Goal of the exercise:
Reproduce the data exactly and drop any pictures it holds.

Input for this task:
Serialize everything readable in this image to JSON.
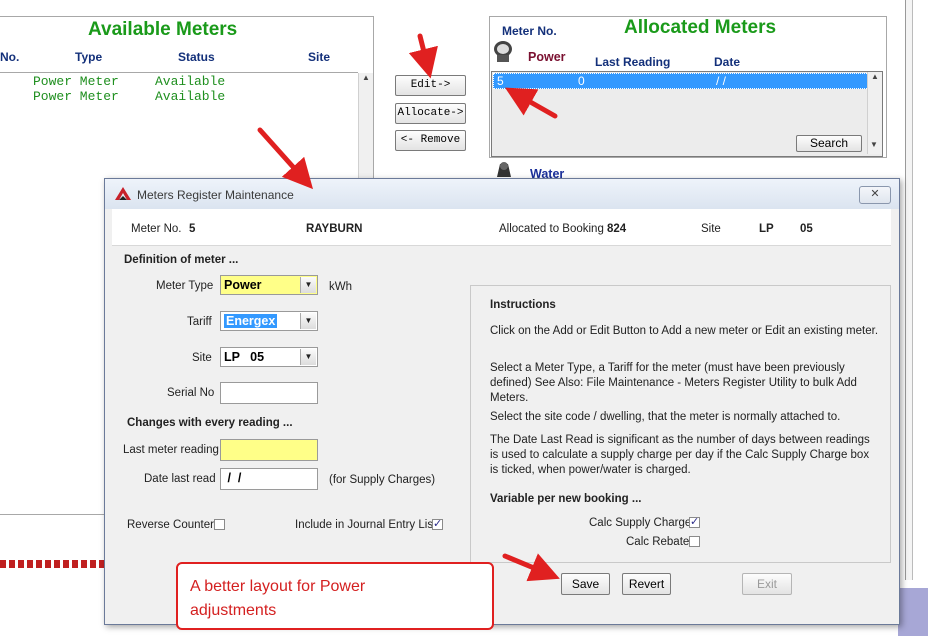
{
  "available_meters": {
    "title": "Available Meters",
    "columns": [
      "No.",
      "Type",
      "Status",
      "Site"
    ],
    "rows": [
      {
        "type": "Power Meter",
        "status": "Available"
      },
      {
        "type": "Power Meter",
        "status": "Available"
      }
    ]
  },
  "middle_buttons": {
    "edit": "Edit->",
    "allocate": "Allocate->",
    "remove": "<- Remove"
  },
  "allocated_meters": {
    "title": "Allocated Meters",
    "meter_no_label": "Meter No.",
    "power_label": "Power",
    "last_reading_label": "Last Reading",
    "date_label": "Date",
    "selected_row": {
      "meter_no": "5",
      "reading": "0",
      "date": "/  /"
    },
    "search_button": "Search",
    "water_label": "Water"
  },
  "dialog": {
    "title": "Meters Register Maintenance",
    "close_glyph": "✕",
    "header": {
      "meter_no_label": "Meter No.",
      "meter_no_value": "5",
      "name": "RAYBURN",
      "allocated_label": "Allocated to Booking",
      "allocated_value": "824",
      "site_label": "Site",
      "site_code": "LP",
      "site_num": "05"
    },
    "definition": {
      "heading": "Definition of meter ...",
      "meter_type_label": "Meter Type",
      "meter_type_value": "Power",
      "unit": "kWh",
      "tariff_label": "Tariff",
      "tariff_value": "Energex",
      "site_label": "Site",
      "site_value": "LP   05",
      "serial_label": "Serial No",
      "serial_value": ""
    },
    "changes": {
      "heading": "Changes with every reading ...",
      "last_reading_label": "Last meter reading",
      "last_reading_value": "",
      "date_last_read_label": "Date last read",
      "date_last_read_value": " /  /",
      "supply_note": "(for Supply Charges)"
    },
    "reverse_counter_label": "Reverse Counter",
    "reverse_counter_checked": false,
    "journal_label": "Include in Journal Entry List",
    "journal_checked": true,
    "instructions": {
      "heading": "Instructions",
      "p1": "Click on the Add or Edit Button to Add a new meter or Edit an existing meter.",
      "p2": "Select a Meter Type, a Tariff for the meter (must have been previously defined) See Also: File Maintenance - Meters Register Utility to bulk Add Meters.",
      "p3": "Select the site code / dwelling, that the meter is normally attached to.",
      "p4": "The Date Last Read is significant as the number of days between readings is used to calculate a supply charge per day if the Calc Supply Charge box is ticked, when power/water is charged.",
      "variable_heading": "Variable per new booking ...",
      "calc_supply_label": "Calc Supply Charge",
      "calc_supply_checked": true,
      "calc_rebate_label": "Calc Rebate",
      "calc_rebate_checked": false
    },
    "buttons": {
      "save": "Save",
      "revert": "Revert",
      "exit": "Exit"
    }
  },
  "callout": {
    "line1": "A better layout for Power",
    "line2": "adjustments"
  },
  "colors": {
    "title_green": "#1a9a1a",
    "header_navy": "#13307a",
    "highlight_blue": "#3399ff",
    "field_yellow": "#ffff88",
    "arrow_red": "#e02020"
  }
}
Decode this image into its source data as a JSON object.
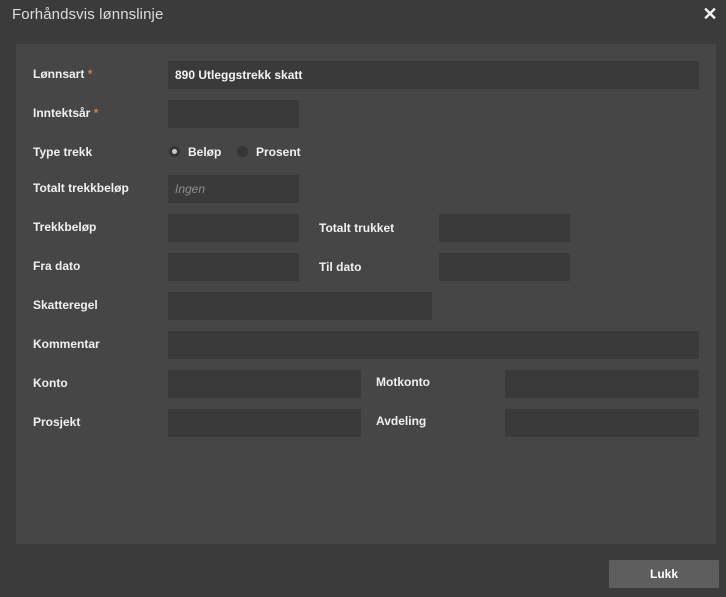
{
  "dialog": {
    "title": "Forhåndsvis lønnslinje",
    "close_glyph": "✕"
  },
  "form": {
    "required_marker": "*",
    "lonnsart": {
      "label": "Lønnsart",
      "value": "890 Utleggstrekk skatt"
    },
    "inntektsar": {
      "label": "Inntektsår",
      "value": ""
    },
    "type_trekk": {
      "label": "Type trekk",
      "options": [
        "Beløp",
        "Prosent"
      ],
      "selected": "Beløp"
    },
    "totalt_trekkbelop": {
      "label": "Totalt trekkbeløp",
      "placeholder": "Ingen"
    },
    "trekkbelop": {
      "label": "Trekkbeløp",
      "value": ""
    },
    "totalt_trukket": {
      "label": "Totalt trukket",
      "value": ""
    },
    "fra_dato": {
      "label": "Fra dato",
      "value": ""
    },
    "til_dato": {
      "label": "Til dato",
      "value": ""
    },
    "skatteregel": {
      "label": "Skatteregel",
      "value": ""
    },
    "kommentar": {
      "label": "Kommentar",
      "value": ""
    },
    "konto": {
      "label": "Konto",
      "value": ""
    },
    "motkonto": {
      "label": "Motkonto",
      "value": ""
    },
    "prosjekt": {
      "label": "Prosjekt",
      "value": ""
    },
    "avdeling": {
      "label": "Avdeling",
      "value": ""
    }
  },
  "footer": {
    "close_button_label": "Lukk"
  },
  "colors": {
    "background": "#3b3b3b",
    "panel": "#464646",
    "field": "#3a3a3a",
    "required": "#e07b2a",
    "button": "#5e5e5e"
  }
}
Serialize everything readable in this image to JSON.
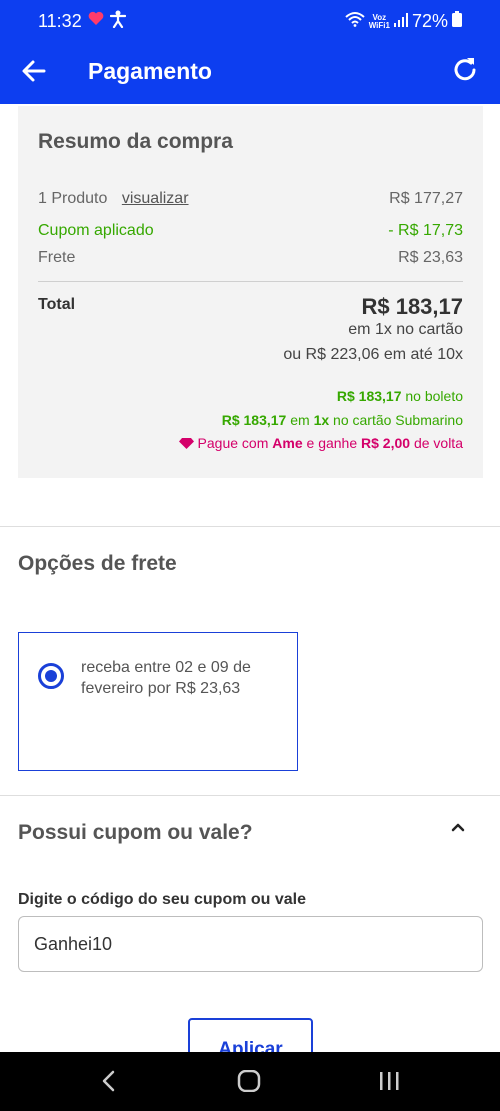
{
  "status_bar": {
    "time": "11:32",
    "network_label": "Voz\nWiFi1",
    "battery": "72%"
  },
  "app_bar": {
    "title": "Pagamento",
    "icons": [
      "arrow-left-icon",
      "refresh-icon"
    ]
  },
  "summary": {
    "heading": "Resumo da compra",
    "product_label": "1 Produto",
    "view_link": "visualizar",
    "product_value": "R$ 177,27",
    "coupon_label": "Cupom aplicado",
    "coupon_value": "- R$ 17,73",
    "shipping_label": "Frete",
    "shipping_value": "R$ 23,63",
    "total_label": "Total",
    "total_value": "R$ 183,17",
    "total_sub": "em 1x no cartão",
    "installments": "ou R$ 223,06 em até 10x",
    "boleto_value": "R$ 183,17",
    "boleto_text": "no boleto",
    "submarino_value": "R$ 183,17",
    "submarino_mid": "em",
    "submarino_times": "1x",
    "submarino_text": "no cartão Submarino",
    "ame_prefix": "Pague com",
    "ame_brand": "Ame",
    "ame_mid": "e ganhe",
    "ame_value": "R$ 2,00",
    "ame_suffix": "de volta"
  },
  "shipping_options": {
    "title": "Opções de frete",
    "option_text": "receba entre 02 e 09 de fevereiro por R$ 23,63",
    "selected": true
  },
  "coupon": {
    "title": "Possui cupom ou vale?",
    "field_label": "Digite o código do seu cupom ou vale",
    "value": "Ganhei10",
    "apply_label": "Aplicar"
  },
  "colors": {
    "brand_blue": "#0d3ef0",
    "success_green": "#36a800",
    "ame_pink": "#d4006a"
  }
}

Response:
Serialize everything readable in this image to JSON.
{
  "available_meters": {
    "title": "Available Meters",
    "columns": [
      "No.",
      "Type",
      "Status",
      "Site"
    ],
    "rows": [
      {
        "type": "Power Meter",
        "status": "Available"
      },
      {
        "type": "Power Meter",
        "status": "Available"
      }
    ]
  },
  "middle_buttons": {
    "edit": "Edit->",
    "allocate": "Allocate->",
    "remove": "<- Remove"
  },
  "allocated_meters": {
    "title": "Allocated Meters",
    "meter_no_label": "Meter No.",
    "power_label": "Power",
    "last_reading_label": "Last Reading",
    "date_label": "Date",
    "selected_row": {
      "meter_no": "5",
      "reading": "0",
      "date": "/  /"
    },
    "search_button": "Search",
    "water_label": "Water"
  },
  "dialog": {
    "title": "Meters Register Maintenance",
    "close_glyph": "✕",
    "header": {
      "meter_no_label": "Meter No.",
      "meter_no_value": "5",
      "name": "RAYBURN",
      "allocated_label": "Allocated to Booking",
      "allocated_value": "824",
      "site_label": "Site",
      "site_code": "LP",
      "site_num": "05"
    },
    "definition": {
      "heading": "Definition of meter ...",
      "meter_type_label": "Meter Type",
      "meter_type_value": "Power",
      "unit": "kWh",
      "tariff_label": "Tariff",
      "tariff_value": "Energex",
      "site_label": "Site",
      "site_value": "LP   05",
      "serial_label": "Serial No",
      "serial_value": ""
    },
    "changes": {
      "heading": "Changes with every reading ...",
      "last_reading_label": "Last meter reading",
      "last_reading_value": "",
      "date_last_read_label": "Date last read",
      "date_last_read_value": " /  /",
      "supply_note": "(for Supply Charges)"
    },
    "reverse_counter_label": "Reverse Counter",
    "reverse_counter_checked": false,
    "journal_label": "Include in Journal Entry List",
    "journal_checked": true,
    "instructions": {
      "heading": "Instructions",
      "p1": "Click on the Add or Edit Button to Add a new meter or Edit an existing meter.",
      "p2": "Select a Meter Type, a Tariff for the meter (must have been previously defined) See Also: File Maintenance - Meters Register Utility to bulk Add Meters.",
      "p3": "Select the site code / dwelling, that the meter is normally attached to.",
      "p4": "The Date Last Read is significant as the number of days between readings is used to calculate a supply charge per day if the Calc Supply Charge box is ticked, when power/water is charged.",
      "variable_heading": "Variable per new booking ...",
      "calc_supply_label": "Calc Supply Charge",
      "calc_supply_checked": true,
      "calc_rebate_label": "Calc Rebate",
      "calc_rebate_checked": false
    },
    "buttons": {
      "save": "Save",
      "revert": "Revert",
      "exit": "Exit"
    }
  },
  "callout": {
    "line1": "A better layout for Power",
    "line2": "adjustments"
  },
  "colors": {
    "title_green": "#1a9a1a",
    "header_navy": "#13307a",
    "highlight_blue": "#3399ff",
    "field_yellow": "#ffff88",
    "arrow_red": "#e02020"
  }
}
Decode this image into its source data as a JSON object.
{
  "dialog": {
    "title": "Forhåndsvis lønnslinje",
    "close_glyph": "✕"
  },
  "form": {
    "required_marker": "*",
    "lonnsart": {
      "label": "Lønnsart",
      "value": "890 Utleggstrekk skatt"
    },
    "inntektsar": {
      "label": "Inntektsår",
      "value": ""
    },
    "type_trekk": {
      "label": "Type trekk",
      "options": [
        "Beløp",
        "Prosent"
      ],
      "selected": "Beløp"
    },
    "totalt_trekkbelop": {
      "label": "Totalt trekkbeløp",
      "placeholder": "Ingen"
    },
    "trekkbelop": {
      "label": "Trekkbeløp",
      "value": ""
    },
    "totalt_trukket": {
      "label": "Totalt trukket",
      "value": ""
    },
    "fra_dato": {
      "label": "Fra dato",
      "value": ""
    },
    "til_dato": {
      "label": "Til dato",
      "value": ""
    },
    "skatteregel": {
      "label": "Skatteregel",
      "value": ""
    },
    "kommentar": {
      "label": "Kommentar",
      "value": ""
    },
    "konto": {
      "label": "Konto",
      "value": ""
    },
    "motkonto": {
      "label": "Motkonto",
      "value": ""
    },
    "prosjekt": {
      "label": "Prosjekt",
      "value": ""
    },
    "avdeling": {
      "label": "Avdeling",
      "value": ""
    }
  },
  "footer": {
    "close_button_label": "Lukk"
  },
  "colors": {
    "background": "#3b3b3b",
    "panel": "#464646",
    "field": "#3a3a3a",
    "required": "#e07b2a",
    "button": "#5e5e5e"
  }
}
Serialize everything readable in this image to JSON.
{
  "status_bar": {
    "time": "11:32",
    "network_label": "Voz\nWiFi1",
    "battery": "72%"
  },
  "app_bar": {
    "title": "Pagamento",
    "icons": [
      "arrow-left-icon",
      "refresh-icon"
    ]
  },
  "summary": {
    "heading": "Resumo da compra",
    "product_label": "1 Produto",
    "view_link": "visualizar",
    "product_value": "R$ 177,27",
    "coupon_label": "Cupom aplicado",
    "coupon_value": "- R$ 17,73",
    "shipping_label": "Frete",
    "shipping_value": "R$ 23,63",
    "total_label": "Total",
    "total_value": "R$ 183,17",
    "total_sub": "em 1x no cartão",
    "installments": "ou R$ 223,06 em até 10x",
    "boleto_value": "R$ 183,17",
    "boleto_text": "no boleto",
    "submarino_value": "R$ 183,17",
    "submarino_mid": "em",
    "submarino_times": "1x",
    "submarino_text": "no cartão Submarino",
    "ame_prefix": "Pague com",
    "ame_brand": "Ame",
    "ame_mid": "e ganhe",
    "ame_value": "R$ 2,00",
    "ame_suffix": "de volta"
  },
  "shipping_options": {
    "title": "Opções de frete",
    "option_text": "receba entre 02 e 09 de fevereiro por R$ 23,63",
    "selected": true
  },
  "coupon": {
    "title": "Possui cupom ou vale?",
    "field_label": "Digite o código do seu cupom ou vale",
    "value": "Ganhei10",
    "apply_label": "Aplicar"
  },
  "colors": {
    "brand_blue": "#0d3ef0",
    "success_green": "#36a800",
    "ame_pink": "#d4006a"
  }
}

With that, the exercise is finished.